Problem:
Pull every line that holds the word "September" from the entries.

Listed records:
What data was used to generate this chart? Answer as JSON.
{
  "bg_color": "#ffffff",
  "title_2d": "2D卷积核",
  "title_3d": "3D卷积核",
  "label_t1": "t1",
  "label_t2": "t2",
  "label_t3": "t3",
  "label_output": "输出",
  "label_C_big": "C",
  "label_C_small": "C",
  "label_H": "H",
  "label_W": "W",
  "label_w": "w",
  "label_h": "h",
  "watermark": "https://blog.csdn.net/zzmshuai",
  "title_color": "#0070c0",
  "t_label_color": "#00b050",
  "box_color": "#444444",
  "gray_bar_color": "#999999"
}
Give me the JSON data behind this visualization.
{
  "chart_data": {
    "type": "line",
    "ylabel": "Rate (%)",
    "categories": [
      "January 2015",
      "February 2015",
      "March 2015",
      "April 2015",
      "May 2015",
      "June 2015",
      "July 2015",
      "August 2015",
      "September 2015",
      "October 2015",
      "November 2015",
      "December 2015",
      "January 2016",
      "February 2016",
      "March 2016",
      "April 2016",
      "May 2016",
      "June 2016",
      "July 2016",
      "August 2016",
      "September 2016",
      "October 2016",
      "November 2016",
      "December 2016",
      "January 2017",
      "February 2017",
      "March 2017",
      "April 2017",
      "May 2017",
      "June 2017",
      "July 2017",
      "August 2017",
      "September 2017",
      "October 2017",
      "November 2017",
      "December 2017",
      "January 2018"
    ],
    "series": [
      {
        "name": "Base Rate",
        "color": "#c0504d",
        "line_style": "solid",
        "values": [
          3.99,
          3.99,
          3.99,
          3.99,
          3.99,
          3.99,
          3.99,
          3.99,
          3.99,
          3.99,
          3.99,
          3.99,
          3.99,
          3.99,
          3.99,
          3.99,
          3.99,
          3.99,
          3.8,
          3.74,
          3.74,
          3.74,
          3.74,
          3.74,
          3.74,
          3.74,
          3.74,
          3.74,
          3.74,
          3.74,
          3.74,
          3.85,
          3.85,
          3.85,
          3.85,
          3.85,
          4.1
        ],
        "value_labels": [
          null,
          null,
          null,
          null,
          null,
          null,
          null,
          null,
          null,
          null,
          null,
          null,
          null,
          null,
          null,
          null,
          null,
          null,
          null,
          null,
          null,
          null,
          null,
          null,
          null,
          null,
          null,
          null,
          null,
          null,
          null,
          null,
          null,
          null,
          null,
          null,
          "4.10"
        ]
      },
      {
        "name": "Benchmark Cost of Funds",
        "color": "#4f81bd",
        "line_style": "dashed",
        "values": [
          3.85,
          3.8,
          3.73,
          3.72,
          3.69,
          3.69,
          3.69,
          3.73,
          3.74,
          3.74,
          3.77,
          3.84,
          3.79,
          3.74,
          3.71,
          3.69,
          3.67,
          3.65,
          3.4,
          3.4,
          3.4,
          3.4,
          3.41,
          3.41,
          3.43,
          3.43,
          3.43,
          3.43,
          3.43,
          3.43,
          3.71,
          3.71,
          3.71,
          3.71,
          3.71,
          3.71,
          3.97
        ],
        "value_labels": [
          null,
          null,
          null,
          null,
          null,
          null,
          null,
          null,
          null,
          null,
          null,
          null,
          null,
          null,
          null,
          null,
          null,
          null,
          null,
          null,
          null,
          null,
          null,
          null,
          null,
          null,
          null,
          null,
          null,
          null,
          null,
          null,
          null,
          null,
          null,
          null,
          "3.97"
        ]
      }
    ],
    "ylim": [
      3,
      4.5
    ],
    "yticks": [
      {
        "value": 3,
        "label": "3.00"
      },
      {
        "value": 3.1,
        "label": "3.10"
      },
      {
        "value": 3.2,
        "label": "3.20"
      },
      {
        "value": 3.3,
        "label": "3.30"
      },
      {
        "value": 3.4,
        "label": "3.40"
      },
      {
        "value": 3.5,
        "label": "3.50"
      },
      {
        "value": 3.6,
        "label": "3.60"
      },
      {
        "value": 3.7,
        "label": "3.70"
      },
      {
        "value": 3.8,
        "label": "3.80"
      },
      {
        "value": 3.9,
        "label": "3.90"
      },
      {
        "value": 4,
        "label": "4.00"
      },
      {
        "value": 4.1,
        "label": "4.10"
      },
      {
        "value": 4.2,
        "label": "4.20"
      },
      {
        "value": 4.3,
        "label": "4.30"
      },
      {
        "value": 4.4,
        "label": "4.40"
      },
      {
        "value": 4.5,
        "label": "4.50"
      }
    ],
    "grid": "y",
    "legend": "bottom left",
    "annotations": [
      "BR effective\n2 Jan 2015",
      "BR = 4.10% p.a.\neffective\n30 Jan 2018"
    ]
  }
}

Correct response:
      "September 2015",
      "September 2016",
      "September 2017",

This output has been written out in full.